- _Tarefa 1_: Atualize o trecho das linhas de dados que se inicia na linha que contém "Patent image size: (931, 610)." e se encerra na que contém "The attachment member 74 is at (538, 272).", trocando "top view" por "side view" e mantendo inalterado todo o restante.

22/2/2011, Matteo Pasquinelli, Uninomad
Publicado em
Il manifesto em 13/4/2011 com o título: “L’ascesa
in cattedra di un pensiero critico”.
Traduzido
por Moisés Sbardelotto, Unisinos
Enviado
pelo pessoal da Vila
Vudu
Matteo Pasquinelli |
Por
uma bizarra nêmese não totalmente casual, no momento de máxima crise do império
universitário anglo-americano, de Londres à Califórnia, é a filosofia política
em idioma italiano que aparece, como tendência teórica dominante, nos seus
departamentos.
De
Toni Negri a Paolo Virno, de Christin Marazzi a Sandro Mezzadra, de Maurizio
Lazzarato a Franco Berardi, basta olhar os nomes que aparecem nos primeiros
lugares das publicações acadêmicas australianas (filtrados pelos impassíveis
algoritmos do Google Scholar) ou
nos catálogos das bienais alemãs (por obra dos mais mundanos críticos de arte),
para entender como a repressão da anomalia italiana produziu, em contrapartida,
uma fértil diáspora teórica.
Sob
o rótulo de Italian Theory,
organizam-se hoje conferências, seminários e publicações sobre esses pensadores
que, nas últimas décadas, reabilitaram o operaísmo italiano para além do oceano
ou marcaram o retorno das categorias do biopolítico (com Giorgio Agamben e
Roberto Esposito) nesses ambientes universitários anglófonos narcotizados pela
revolução laica dos cultural
studies, pela filosofia pós-moderna e pela tradição analítica.
Só
em 2010, veja-se a conferência da universidade de Pittsburgh para os dez anos da
publicação de Império de Hardt e Negri, ou o simpósio na Cornell University de New York sobre o conceito de “comum”. Em
Amsterdã, no próximo dia 19 de maio, ocorrerá a conferência Pós-Autonomia, sobre
a disseminação do pensamento operaísta entre as novas gerações de estudiosos
(financiada por uma generosa bolsa pública).
Mas
se trata obviamente de uma nêmese de duas faces: a crítica ao capitalismo do
conhecimento, a noção de multidão
e a figura do trabalhador precário são recuperados pelos sistemas
acadêmicos, mas apenas para mudar de lado a teoria, sem por em discussão
hierarquias e disciplinas, quando se sabe que os seus autores-pensadores sempre
viveram à margem e não podem mais por o pé na universidade italiana.

- _Dados apresentados_:

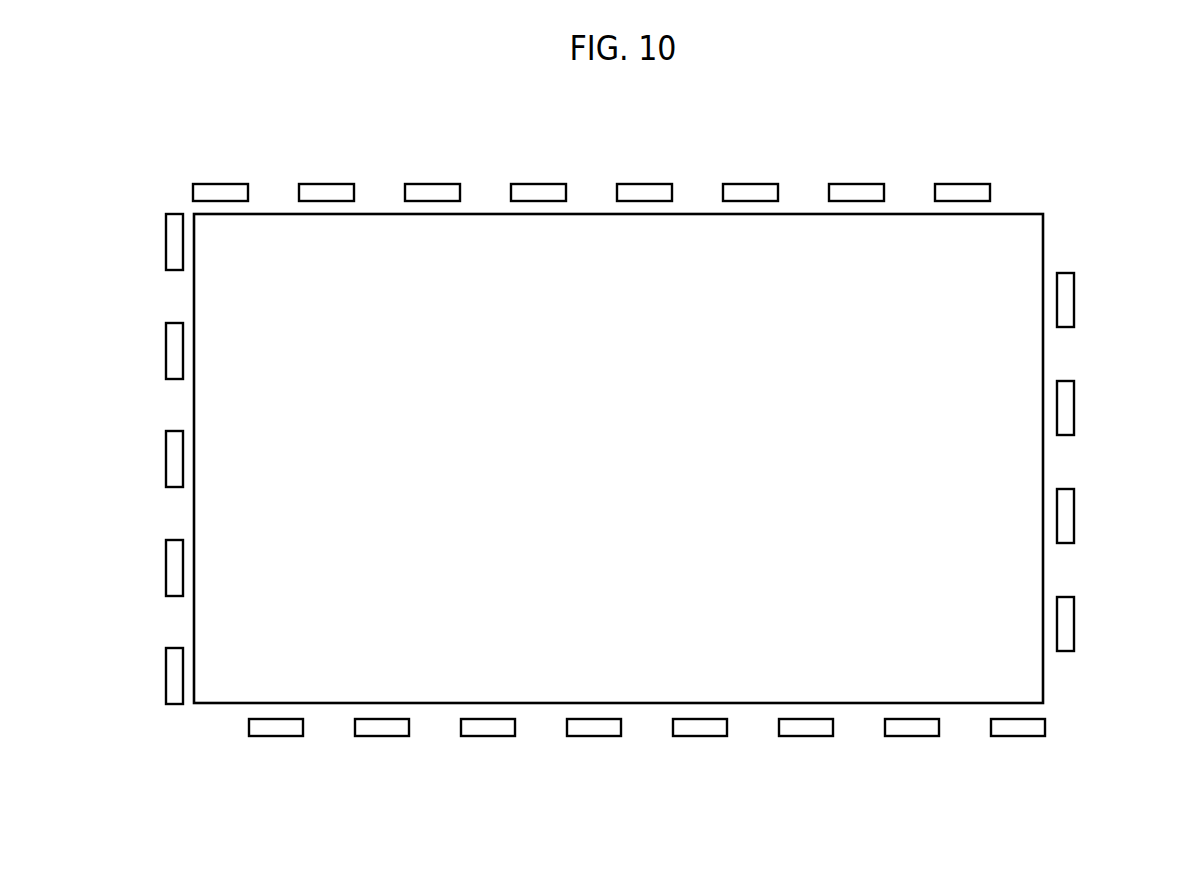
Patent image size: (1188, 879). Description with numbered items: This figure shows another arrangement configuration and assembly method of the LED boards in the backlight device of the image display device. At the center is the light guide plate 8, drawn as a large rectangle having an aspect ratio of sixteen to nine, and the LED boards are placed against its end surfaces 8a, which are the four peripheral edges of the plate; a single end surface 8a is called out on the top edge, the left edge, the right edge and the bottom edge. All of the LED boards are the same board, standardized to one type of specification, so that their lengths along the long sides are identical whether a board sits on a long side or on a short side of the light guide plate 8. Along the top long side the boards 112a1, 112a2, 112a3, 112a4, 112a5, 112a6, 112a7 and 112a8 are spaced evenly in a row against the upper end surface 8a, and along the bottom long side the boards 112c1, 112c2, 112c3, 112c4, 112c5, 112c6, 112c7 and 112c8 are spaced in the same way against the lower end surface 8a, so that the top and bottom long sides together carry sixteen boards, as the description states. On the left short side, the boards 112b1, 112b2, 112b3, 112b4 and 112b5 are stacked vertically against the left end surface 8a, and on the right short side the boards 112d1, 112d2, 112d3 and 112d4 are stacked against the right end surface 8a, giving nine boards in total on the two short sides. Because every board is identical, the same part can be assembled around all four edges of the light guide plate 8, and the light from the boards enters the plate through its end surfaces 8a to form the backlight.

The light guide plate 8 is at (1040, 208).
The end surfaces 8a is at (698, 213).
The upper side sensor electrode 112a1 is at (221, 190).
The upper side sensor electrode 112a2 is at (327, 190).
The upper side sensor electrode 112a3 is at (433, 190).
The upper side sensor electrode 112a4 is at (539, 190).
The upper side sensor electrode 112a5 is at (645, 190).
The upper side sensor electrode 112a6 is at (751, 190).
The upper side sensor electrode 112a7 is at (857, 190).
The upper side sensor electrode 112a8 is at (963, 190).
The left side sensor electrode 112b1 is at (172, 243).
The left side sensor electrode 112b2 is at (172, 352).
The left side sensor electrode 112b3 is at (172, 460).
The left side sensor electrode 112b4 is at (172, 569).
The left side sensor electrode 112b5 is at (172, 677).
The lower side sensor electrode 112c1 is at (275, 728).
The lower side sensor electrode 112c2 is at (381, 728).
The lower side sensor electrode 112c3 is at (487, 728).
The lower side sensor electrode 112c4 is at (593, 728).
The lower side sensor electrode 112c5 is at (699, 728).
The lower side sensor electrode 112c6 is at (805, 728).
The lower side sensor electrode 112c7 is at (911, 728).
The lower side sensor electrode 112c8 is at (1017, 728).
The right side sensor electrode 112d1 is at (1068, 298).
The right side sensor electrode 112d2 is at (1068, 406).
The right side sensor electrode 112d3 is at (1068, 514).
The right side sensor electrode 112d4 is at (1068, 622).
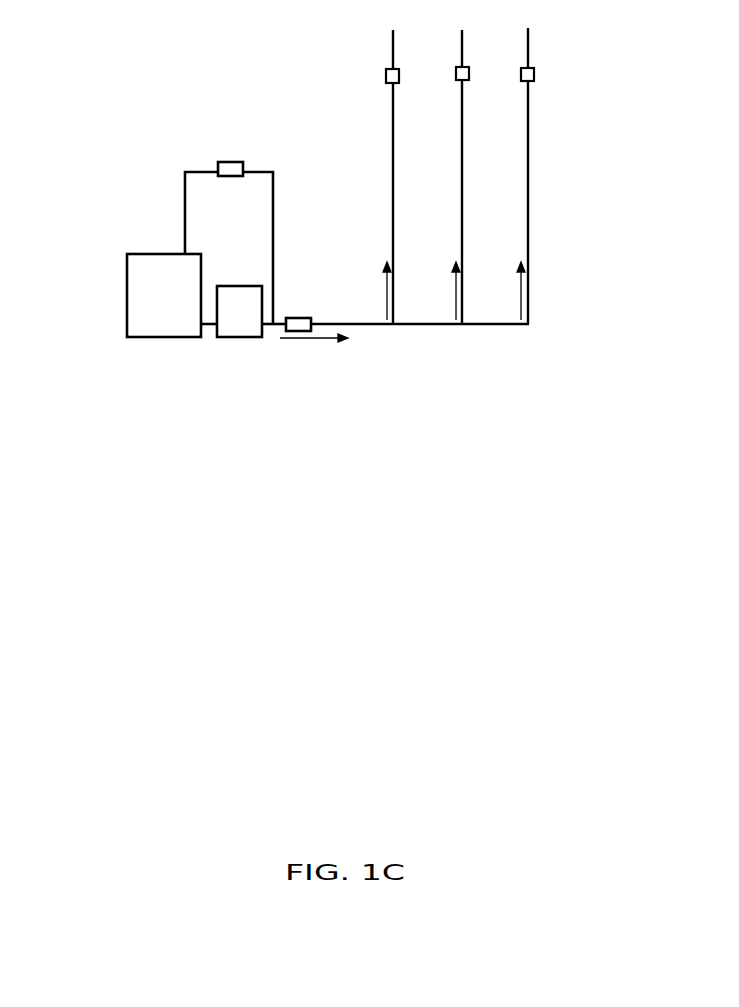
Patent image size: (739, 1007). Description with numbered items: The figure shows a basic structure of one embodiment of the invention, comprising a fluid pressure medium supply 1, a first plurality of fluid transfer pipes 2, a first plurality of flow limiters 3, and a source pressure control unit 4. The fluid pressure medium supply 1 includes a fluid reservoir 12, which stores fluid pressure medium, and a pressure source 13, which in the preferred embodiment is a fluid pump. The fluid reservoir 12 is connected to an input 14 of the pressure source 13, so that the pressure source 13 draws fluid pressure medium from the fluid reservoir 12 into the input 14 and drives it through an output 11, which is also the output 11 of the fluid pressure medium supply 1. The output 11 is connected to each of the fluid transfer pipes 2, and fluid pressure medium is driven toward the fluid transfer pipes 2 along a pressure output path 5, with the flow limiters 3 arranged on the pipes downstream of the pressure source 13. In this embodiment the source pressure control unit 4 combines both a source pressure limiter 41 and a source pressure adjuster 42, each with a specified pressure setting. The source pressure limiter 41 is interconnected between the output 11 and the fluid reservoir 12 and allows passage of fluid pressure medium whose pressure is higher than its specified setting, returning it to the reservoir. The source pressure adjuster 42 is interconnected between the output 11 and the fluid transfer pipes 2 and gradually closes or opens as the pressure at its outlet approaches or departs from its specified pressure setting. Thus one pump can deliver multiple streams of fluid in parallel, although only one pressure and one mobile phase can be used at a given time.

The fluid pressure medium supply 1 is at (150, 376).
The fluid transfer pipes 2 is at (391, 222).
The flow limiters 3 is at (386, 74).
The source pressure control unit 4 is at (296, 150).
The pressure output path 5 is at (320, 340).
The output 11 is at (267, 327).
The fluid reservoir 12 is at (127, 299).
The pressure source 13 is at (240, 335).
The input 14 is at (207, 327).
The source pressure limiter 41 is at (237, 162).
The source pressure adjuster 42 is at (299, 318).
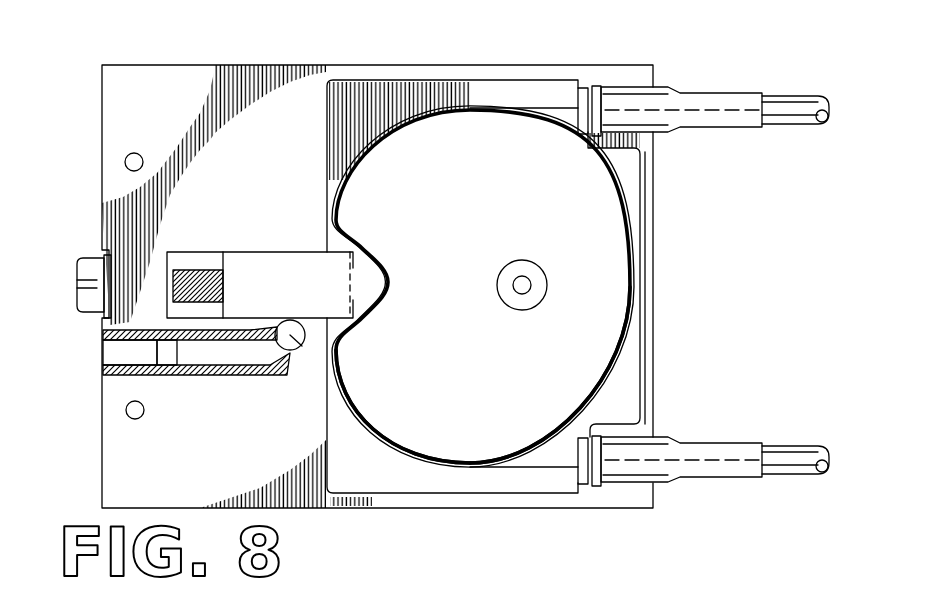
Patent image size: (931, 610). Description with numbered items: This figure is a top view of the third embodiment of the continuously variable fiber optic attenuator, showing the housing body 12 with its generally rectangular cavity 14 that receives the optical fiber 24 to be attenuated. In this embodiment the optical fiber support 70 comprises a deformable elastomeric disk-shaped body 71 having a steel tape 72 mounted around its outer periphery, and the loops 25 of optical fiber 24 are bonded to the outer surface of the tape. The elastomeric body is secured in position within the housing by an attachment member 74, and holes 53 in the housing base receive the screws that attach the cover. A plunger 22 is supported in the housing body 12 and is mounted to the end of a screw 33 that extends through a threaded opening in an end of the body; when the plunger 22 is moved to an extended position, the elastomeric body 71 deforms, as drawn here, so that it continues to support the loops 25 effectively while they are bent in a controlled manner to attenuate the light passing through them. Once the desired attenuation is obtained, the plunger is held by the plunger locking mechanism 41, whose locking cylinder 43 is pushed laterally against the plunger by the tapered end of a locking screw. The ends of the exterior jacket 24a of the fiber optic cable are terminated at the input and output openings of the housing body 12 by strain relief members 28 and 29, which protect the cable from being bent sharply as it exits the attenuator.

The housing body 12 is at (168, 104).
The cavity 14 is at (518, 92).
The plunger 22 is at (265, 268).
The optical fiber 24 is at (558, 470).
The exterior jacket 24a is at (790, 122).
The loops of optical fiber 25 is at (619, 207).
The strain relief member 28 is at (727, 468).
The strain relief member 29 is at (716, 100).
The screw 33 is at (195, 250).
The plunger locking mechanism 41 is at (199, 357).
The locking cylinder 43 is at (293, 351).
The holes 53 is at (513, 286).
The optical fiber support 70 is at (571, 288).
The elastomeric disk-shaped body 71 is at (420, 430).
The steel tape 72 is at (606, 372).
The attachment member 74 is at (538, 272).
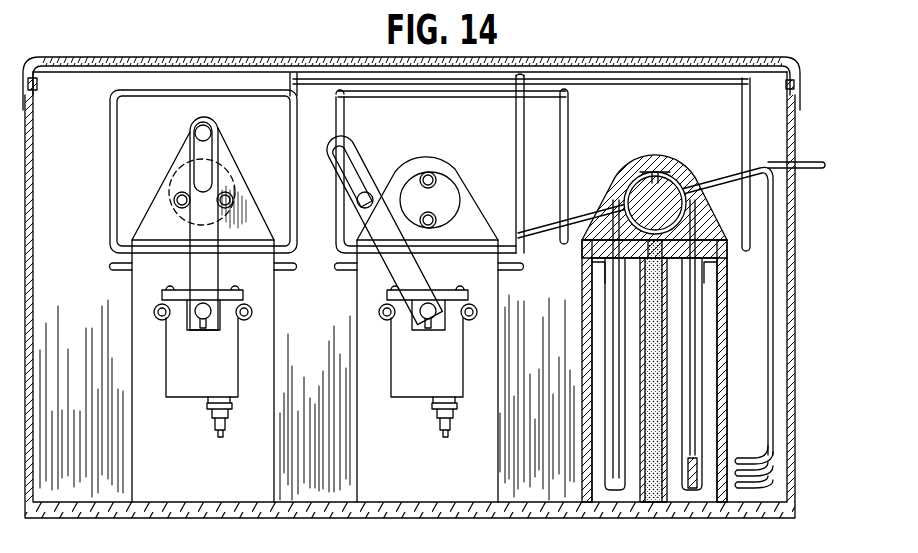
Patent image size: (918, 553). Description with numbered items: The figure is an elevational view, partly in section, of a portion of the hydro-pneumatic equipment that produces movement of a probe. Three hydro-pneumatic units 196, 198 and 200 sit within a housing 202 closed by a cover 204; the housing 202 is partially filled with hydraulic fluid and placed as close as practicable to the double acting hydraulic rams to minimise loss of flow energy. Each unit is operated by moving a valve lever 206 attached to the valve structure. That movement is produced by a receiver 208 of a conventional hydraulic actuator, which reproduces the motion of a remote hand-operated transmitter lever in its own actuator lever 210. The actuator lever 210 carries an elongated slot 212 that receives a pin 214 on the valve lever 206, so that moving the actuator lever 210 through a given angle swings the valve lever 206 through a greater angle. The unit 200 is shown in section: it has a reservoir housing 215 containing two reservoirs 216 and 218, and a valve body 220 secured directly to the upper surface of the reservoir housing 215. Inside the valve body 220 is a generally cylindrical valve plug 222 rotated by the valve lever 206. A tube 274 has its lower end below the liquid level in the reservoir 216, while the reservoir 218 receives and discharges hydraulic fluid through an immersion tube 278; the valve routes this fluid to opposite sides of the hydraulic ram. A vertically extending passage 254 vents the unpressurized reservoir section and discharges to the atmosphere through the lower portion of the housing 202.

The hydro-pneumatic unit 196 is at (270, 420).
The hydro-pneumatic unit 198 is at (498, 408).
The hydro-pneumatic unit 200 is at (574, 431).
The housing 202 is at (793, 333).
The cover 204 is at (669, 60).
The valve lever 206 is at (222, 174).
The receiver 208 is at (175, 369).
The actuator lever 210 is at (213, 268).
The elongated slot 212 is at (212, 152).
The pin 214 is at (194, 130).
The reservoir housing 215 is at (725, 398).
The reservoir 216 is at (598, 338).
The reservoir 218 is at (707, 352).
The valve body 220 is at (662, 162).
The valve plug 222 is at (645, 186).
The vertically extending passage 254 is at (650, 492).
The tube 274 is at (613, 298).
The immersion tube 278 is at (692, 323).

- _Tarefa 2_: Segundo a seleção, onde e em que data ocorrerá a conferência Pós-Autonomia?

- _Resposta correta 1_:
Patent image size: (931, 610). Description with numbered items: This figure is a side view of the third embodiment of the continuously variable fiber optic attenuator, showing the housing body 12 with its generally rectangular cavity 14 that receives the optical fiber 24 to be attenuated. In this embodiment the optical fiber support 70 comprises a deformable elastomeric disk-shaped body 71 having a steel tape 72 mounted around its outer periphery, and the loops 25 of optical fiber 24 are bonded to the outer surface of the tape. The elastomeric body is secured in position within the housing by an attachment member 74, and holes 53 in the housing base receive the screws that attach the cover. A plunger 22 is supported in the housing body 12 and is mounted to the end of a screw 33 that extends through a threaded opening in an end of the body; when the plunger 22 is moved to an extended position, the elastomeric body 71 deforms, as drawn here, so that it continues to support the loops 25 effectively while they are bent in a controlled manner to attenuate the light passing through them. Once the desired attenuation is obtained, the plunger is held by the plunger locking mechanism 41, whose locking cylinder 43 is pushed laterally against the plunger by the tapered end of a locking screw. The ends of the exterior jacket 24a of the fiber optic cable are terminated at the input and output openings of the housing body 12 by strain relief members 28 and 29, which protect the cable from being bent sharply as it exits the attenuator.

The housing body 12 is at (168, 104).
The cavity 14 is at (518, 92).
The plunger 22 is at (265, 268).
The optical fiber 24 is at (558, 470).
The exterior jacket 24a is at (790, 122).
The loops of optical fiber 25 is at (619, 207).
The strain relief member 28 is at (727, 468).
The strain relief member 29 is at (716, 100).
The screw 33 is at (195, 250).
The plunger locking mechanism 41 is at (199, 357).
The locking cylinder 43 is at (293, 351).
The holes 53 is at (513, 286).
The optical fiber support 70 is at (571, 288).
The elastomeric disk-shaped body 71 is at (420, 430).
The steel tape 72 is at (606, 372).
The attachment member 74 is at (538, 272).

- _Resposta correta 2_: Em Amsterdã, no dia 19 de maio.